**Passage to read:**
⟨

With demand for solar stronger than ever, forward-thinking investor-owned utilities (IOUs) are getting in on the game. PG&E in California, for example, has interconnected over 100,000 solar rooftops. The utility is connecting an estimated 2,500 new solar power systems every month and currently counts more rooftop solar installations in its service area than any other utility in the United States.
“We deliver some of the cleanest energy in the nation to 15 million residents in our service area,” said Helen Burt, PG&E’s senior vice president and chief customer officer. More than 1,000 MW of rooftop solar power are presently produced in PG&E’s service area, which is enough to power approximately 225,000 customer homes for a year.
“We are deeply committed to supporting customers who choose to go solar and encourage customers to explore it as an option,” Burt added. “The good news is that rooftop solar has come of age, and with installation costs falling, the pace of adoption is quickening.”
Net-Metering: The Great Debate
The implementation of net-metering policies across most of the country has given solar customers an even greater advantage. Not only do these provisions grant solar customers the exact match of the retail electricity rate for any excess solar-produced electricity sent to the grid, but they also allow homeowners to work backwards to “shave” electricity from the most expensive tiers off their bills first.
Net-metering policies were actually a major factor in bringing solar electricity into the mainstream. The availability of grid-tied solar made solar significantly less expensive and easier for the average person to adopt. The solar industry, legislators, utilities and their governing bodies in many states eventually put net-metering policies into place, which have enabled reimbursement for the electricity sent to the grid from individual solar power systems installed on homes and businesses.

⟩

**Work to be completed:**
The passage on rooftop solar and net-metering names several groups that put net-metering policies into place in many states. List them.

**Material:**

⟨

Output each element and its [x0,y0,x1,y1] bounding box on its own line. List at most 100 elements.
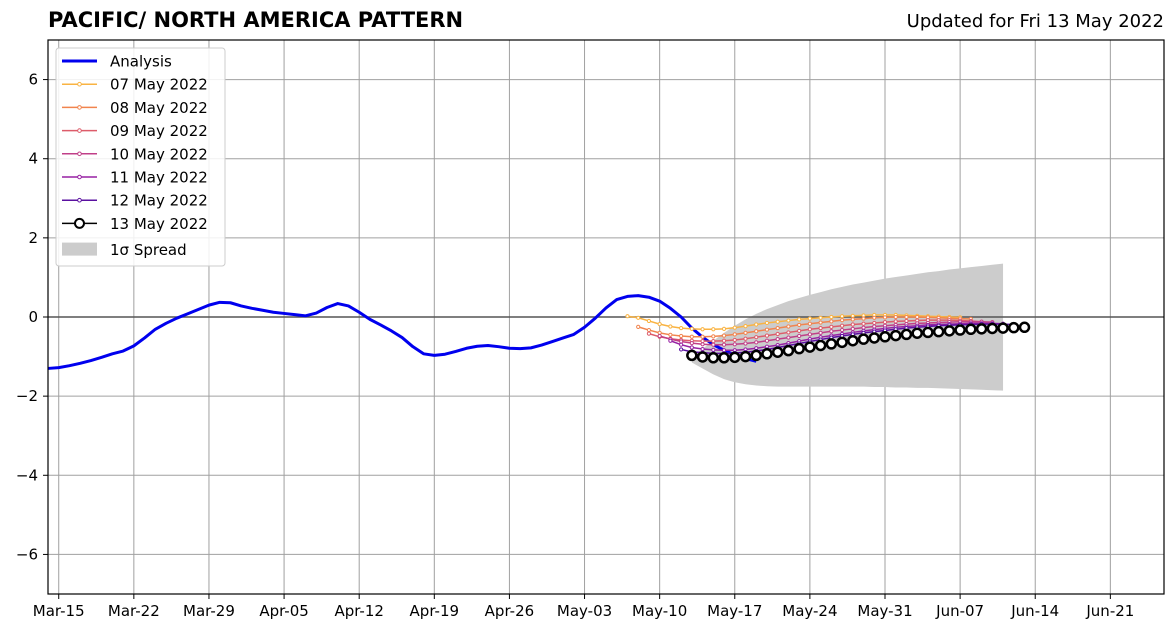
legend-label: 13 May 2022 [110,215,208,233]
x-tick-label: May-03 [557,602,612,620]
series-point [797,317,802,322]
x-tick-label: Jun-07 [935,602,984,620]
chart-subtitle: Updated for Fri 13 May 2022 [906,11,1164,32]
series-point [829,324,834,329]
series-point [721,333,727,338]
series-point [686,349,698,362]
legend-entry-5: 11 May 2022 [62,169,208,187]
legend-label: 08 May 2022 [110,99,208,117]
series-point [700,342,705,347]
x-tick-label: Jun-14 [1010,602,1059,620]
series-point [857,333,870,345]
series-point [636,315,641,320]
legend-swatch-marker [77,197,82,203]
series-point [657,333,662,339]
series-point [847,334,859,347]
legend-swatch-marker [77,174,82,180]
series-point [721,342,727,347]
series-point [646,331,652,336]
series-point [829,329,834,334]
x-tick-label: Mar-22 [108,602,160,620]
series-point [625,314,630,319]
series-point [679,342,684,347]
series-point [797,328,802,333]
legend-swatch-marker [77,81,82,87]
series-point [829,319,834,324]
chart-title: PACIFIC/ NORTH AMERICA PATTERN [48,8,464,32]
series-line-analysis [47,294,757,370]
series-point [696,351,709,363]
series-point [786,335,791,340]
y-tick-label: 4 [28,150,38,168]
series-point [721,338,727,343]
legend-box [55,47,226,267]
x-tick-label: Mar-29 [183,602,235,620]
legend-swatch-patch [62,242,97,256]
series-point [732,325,737,330]
series-point [868,332,881,344]
series-point [771,346,784,358]
series-point [743,330,748,335]
x-tick-label: May-31 [857,602,912,620]
series-point [807,327,812,332]
series-point [700,327,705,332]
series-point [893,319,898,324]
x-tick-label: Mar-15 [33,602,85,620]
legend-entry-3: 09 May 2022 [62,122,208,140]
series-point [975,323,988,335]
legend-label: 11 May 2022 [110,169,208,187]
legend-entry-2: 08 May 2022 [62,99,208,117]
series-point [775,319,780,324]
series-point [997,322,1009,334]
series-point [839,314,845,319]
series-point [764,333,770,338]
series-point [743,324,748,329]
series-point [1018,321,1031,334]
legend-label: 10 May 2022 [110,145,208,163]
series-point [943,325,956,337]
series-forecast-6 [686,321,1031,364]
series-point [711,347,716,352]
legend-entry-6: 12 May 2022 [62,192,208,210]
legend-swatch-marker [77,128,82,133]
series-point [646,318,652,324]
series-point [754,329,759,334]
series-point [764,320,770,326]
series-point [807,321,812,326]
series-point [711,339,716,344]
series-point [732,337,737,343]
series-point [986,322,999,335]
series-point [775,325,780,331]
series-point [679,347,684,352]
series-point [700,346,705,352]
series-point [743,336,748,341]
series-point [764,338,770,343]
series-point [850,317,855,322]
series-point [911,327,923,339]
legend-swatch-marker [77,105,82,110]
series-point [839,318,845,323]
series-point [965,323,977,336]
series-point [732,332,737,337]
series-point [954,324,966,336]
series-point [861,321,866,326]
series-point [754,340,759,345]
series-point [836,336,848,349]
y-tick-label: 6 [28,71,38,89]
series-point [668,324,673,329]
legend-entry-0: Analysis [62,53,172,71]
series-point [743,341,748,346]
series-point [861,316,866,321]
series-point [793,342,805,355]
series-point [1008,321,1020,334]
series-point [689,326,694,331]
series-point [689,334,694,339]
series-point [761,348,773,360]
series-point [732,342,737,347]
y-tick-label: 0 [28,308,38,326]
series-point [850,326,855,331]
legend-label: Analysis [110,53,172,71]
legend-label: 12 May 2022 [110,192,208,210]
series-point [729,351,741,364]
series-point [804,341,816,353]
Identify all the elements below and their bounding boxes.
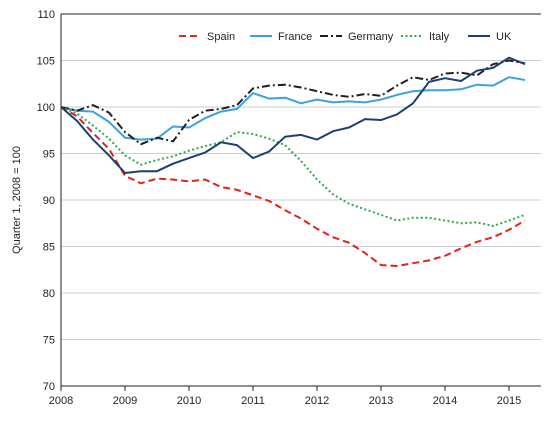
x-tick-label-2014: 2014 [433,395,457,407]
grid-lines [61,60,541,340]
series-line-france [60,76,526,141]
x-tick-label-2013: 2013 [369,395,393,407]
legend-label-italy: Italy [429,31,450,43]
legend: Spain France Germany Italy UK [179,31,512,43]
y-tick-label-85: 85 [43,242,55,254]
legend-label-france: France [278,31,312,43]
x-tick-label-2010: 2010 [177,395,201,407]
y-tick-label-75: 75 [43,335,55,347]
x-tick-label-2015: 2015 [497,395,521,407]
legend-label-uk: UK [496,31,512,43]
series-line-uk [60,56,526,174]
y-tick-label-90: 90 [43,195,55,207]
series-line-germany [60,59,526,146]
y-tick-label-80: 80 [43,288,55,300]
x-tick-label-2011: 2011 [241,395,265,407]
y-tick-label-95: 95 [43,149,55,161]
y-tick-label-110: 110 [37,9,55,21]
series-line-spain [60,106,526,267]
series-lines [60,56,526,267]
axes: 70 75 80 85 90 95 100 105 110 2008 2009 2010 2011 201… [37,9,541,407]
x-tick-label-2009: 2009 [113,395,137,407]
y-tick-label-70: 70 [43,381,55,393]
legend-label-spain: Spain [207,31,235,43]
y-tick-label-100: 100 [37,102,55,114]
x-tick-label-2012: 2012 [305,395,329,407]
x-tick-label-2008: 2008 [49,395,73,407]
series-line-italy [60,106,526,227]
y-tick-label-105: 105 [37,56,55,68]
legend-label-germany: Germany [348,31,394,43]
y-axis-title: Quarter 1, 2008 = 100 [11,146,23,254]
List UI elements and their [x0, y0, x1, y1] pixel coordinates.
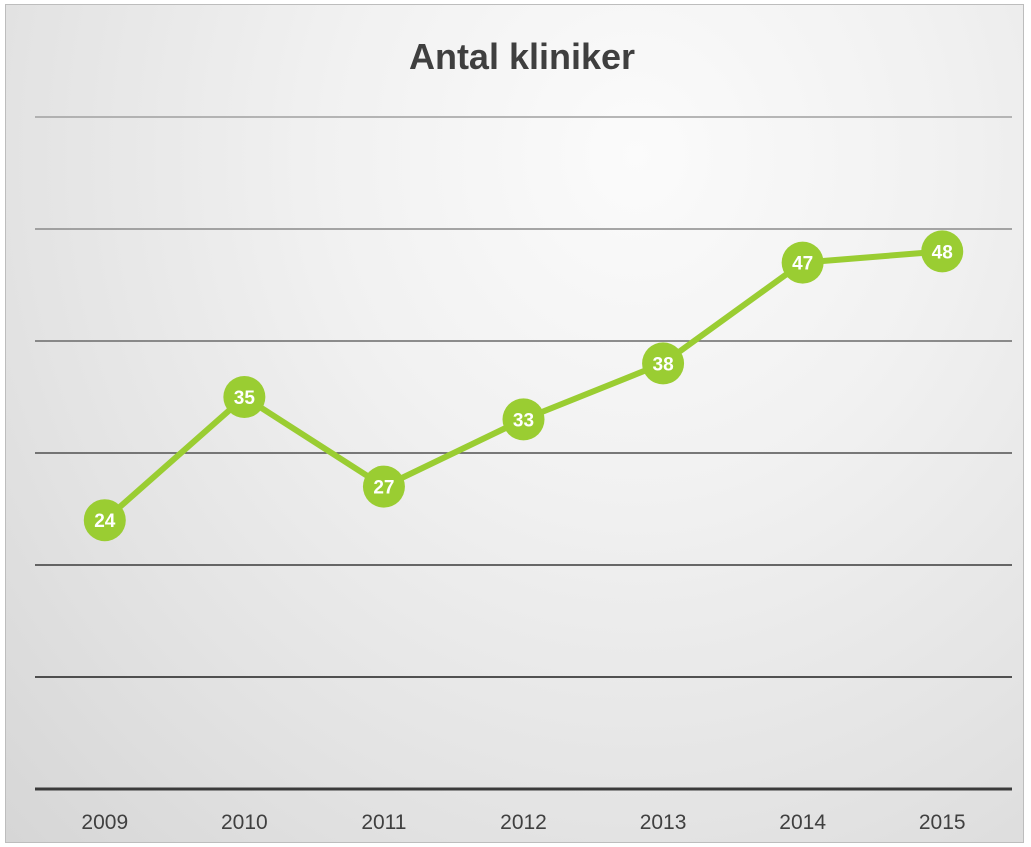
data-marker — [642, 342, 685, 385]
data-point: 47 — [781, 241, 824, 284]
chart-title: Antal kliniker — [409, 36, 635, 77]
x-tick-label: 2014 — [779, 811, 826, 834]
x-tick-label: 2009 — [81, 811, 128, 834]
data-label: 24 — [94, 511, 116, 532]
x-tick-label: 2012 — [500, 811, 547, 834]
data-label: 27 — [373, 478, 394, 499]
x-tick-label: 2015 — [919, 811, 966, 834]
data-point: 24 — [83, 499, 126, 542]
data-marker — [502, 398, 545, 441]
data-point: 33 — [502, 398, 545, 441]
data-point: 38 — [642, 342, 685, 385]
data-point: 27 — [362, 465, 405, 508]
data-marker — [921, 230, 964, 273]
data-point: 35 — [223, 376, 266, 418]
data-marker — [83, 499, 126, 542]
data-marker — [781, 241, 824, 284]
x-tick-label: 2010 — [221, 811, 268, 834]
data-point: 48 — [921, 230, 964, 273]
x-axis: 2009 2010 2011 2012 2013 2014 2015 — [81, 811, 965, 834]
data-label: 38 — [653, 354, 674, 375]
data-marker — [362, 465, 405, 508]
gridlines — [35, 116, 1012, 791]
markers: 24 35 27 33 38 47 48 — [83, 230, 964, 542]
data-label: 48 — [932, 242, 953, 263]
data-marker — [223, 376, 266, 418]
data-label: 47 — [792, 254, 813, 275]
x-tick-label: 2011 — [361, 811, 406, 834]
data-label: 33 — [513, 410, 534, 431]
data-label: 35 — [234, 388, 256, 409]
x-tick-label: 2013 — [640, 811, 687, 834]
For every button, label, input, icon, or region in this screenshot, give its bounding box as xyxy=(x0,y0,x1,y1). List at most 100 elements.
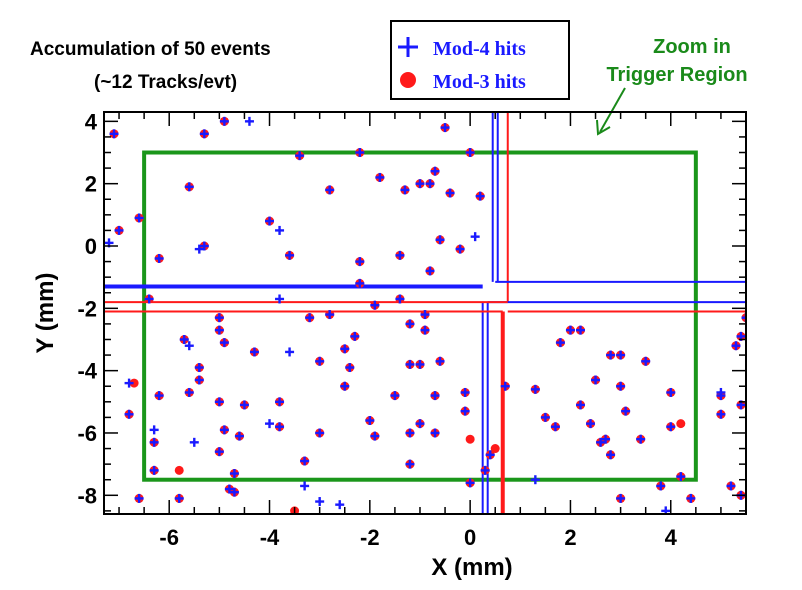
mod4-hit-point xyxy=(475,191,485,201)
mod4-hit-point xyxy=(219,338,229,348)
mod4-hit-point xyxy=(435,356,445,366)
mod4-hit-point xyxy=(480,465,490,475)
mod4-hit-point xyxy=(440,123,450,133)
mod4-hit-point xyxy=(285,250,295,260)
x-tick-label: -4 xyxy=(260,525,280,550)
mod4-hit-point xyxy=(355,278,365,288)
mod4-hit-point xyxy=(601,434,611,444)
mod4-hit-point xyxy=(530,475,540,485)
legend-mod3-label: Mod-3 hits xyxy=(433,71,526,93)
mod4-hit-point xyxy=(460,387,470,397)
mod4-hit-point xyxy=(370,300,380,310)
mod4-points xyxy=(104,116,746,514)
mod4-hit-point xyxy=(149,425,159,435)
mod4-hit-point xyxy=(460,406,470,416)
mod4-hit-point xyxy=(686,493,696,503)
mod4-hit-point xyxy=(214,447,224,457)
mod4-hit-point xyxy=(405,459,415,469)
annotation-line-2: (~12 Tracks/evt) xyxy=(94,72,237,93)
mod4-hit-point xyxy=(219,425,229,435)
mod4-hit-point xyxy=(550,422,560,432)
mod4-hit-point xyxy=(575,400,585,410)
y-tick-label: -4 xyxy=(77,359,97,384)
mod4-hit-point xyxy=(144,294,154,304)
mod4-hit-point xyxy=(741,313,746,323)
mod4-hit-point xyxy=(500,381,510,391)
mod4-hit-point xyxy=(430,166,440,176)
mod4-hit-point xyxy=(305,313,315,323)
mod4-hit-point xyxy=(716,409,726,419)
y-axis-title: Y (mm) xyxy=(32,273,59,354)
zoom-arrow xyxy=(596,87,626,136)
mod4-hit-point xyxy=(420,325,430,335)
legend-mod3-marker xyxy=(400,72,416,88)
mod4-hit-point xyxy=(415,419,425,429)
mod4-hit-point xyxy=(575,325,585,335)
mod4-hit-point xyxy=(154,391,164,401)
mod3-hit-point xyxy=(676,419,686,429)
mod4-hit-point xyxy=(365,416,375,426)
mod4-hit-point xyxy=(540,412,550,422)
mod4-hit-point xyxy=(430,391,440,401)
x-tick-label: 4 xyxy=(665,525,678,550)
mod3-points xyxy=(109,116,746,514)
mod4-hit-point xyxy=(325,310,335,320)
mod4-hit-point xyxy=(465,148,475,158)
y-tick-label: -8 xyxy=(77,483,97,508)
mod4-hit-point xyxy=(565,325,575,335)
mod4-hit-point xyxy=(184,182,194,192)
y-tick-label: 2 xyxy=(85,172,97,197)
mod4-hit-point xyxy=(555,338,565,348)
mod4-hit-point xyxy=(149,437,159,447)
mod4-hit-point xyxy=(616,350,626,360)
mod4-hit-point xyxy=(731,341,741,351)
mod4-hit-point xyxy=(114,225,124,235)
mod4-hit-point xyxy=(179,334,189,344)
mod4-hit-point xyxy=(199,129,209,139)
mod4-hit-point xyxy=(124,378,134,388)
mod4-hit-point xyxy=(315,497,325,507)
mod4-hit-point xyxy=(445,188,455,198)
mod4-hit-point xyxy=(194,244,204,254)
mod4-hit-point xyxy=(656,481,666,491)
x-tick-label: -6 xyxy=(159,525,179,550)
mod4-hit-point xyxy=(219,116,229,126)
mod4-hit-point xyxy=(345,363,355,373)
mod4-hit-point xyxy=(315,356,325,366)
reference-lines xyxy=(104,112,746,514)
mod4-hit-point xyxy=(199,241,209,251)
legend-mod4-label: Mod-4 hits xyxy=(433,38,526,60)
mod4-hit-point xyxy=(285,347,295,357)
annotation-line-1: Accumulation of 50 events xyxy=(30,39,271,60)
zoom-label-line-2: Trigger Region xyxy=(606,64,747,86)
mod4-hit-point xyxy=(154,253,164,263)
mod4-hit-point xyxy=(340,344,350,354)
mod4-hit-point xyxy=(415,179,425,189)
mod4-hit-point xyxy=(405,319,415,329)
mod4-hit-point xyxy=(229,487,239,497)
mod4-hit-point xyxy=(666,422,676,432)
mod4-hit-point xyxy=(606,350,616,360)
mod4-hit-point xyxy=(224,484,234,494)
mod4-hit-point xyxy=(300,456,310,466)
legend-box xyxy=(390,20,570,100)
mod4-hit-point xyxy=(415,359,425,369)
mod4-hit-point xyxy=(390,391,400,401)
mod4-hit-point xyxy=(340,381,350,391)
mod4-hit-point xyxy=(109,129,119,139)
mod4-hit-point xyxy=(335,500,345,510)
mod4-hit-point xyxy=(184,341,194,351)
zoom-label-line-1: Zoom in xyxy=(653,36,731,58)
mod4-hit-point xyxy=(134,213,144,223)
mod4-hit-point xyxy=(395,250,405,260)
mod4-hit-point xyxy=(265,216,275,226)
x-tick-label: -2 xyxy=(360,525,380,550)
mod4-hit-point xyxy=(214,397,224,407)
mod4-hit-point xyxy=(229,468,239,478)
trigger-region-box xyxy=(142,150,698,482)
mod4-hit-point xyxy=(375,172,385,182)
mod4-hit-point xyxy=(425,266,435,276)
mod4-hit-point xyxy=(315,428,325,438)
y-tick-label: -6 xyxy=(77,421,97,446)
mod4-hit-point xyxy=(425,179,435,189)
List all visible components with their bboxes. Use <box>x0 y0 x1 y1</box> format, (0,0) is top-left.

⟩

**Result for this task:**
- The solar industry
- Legislators
- Utilities
- The utilities' governing bodies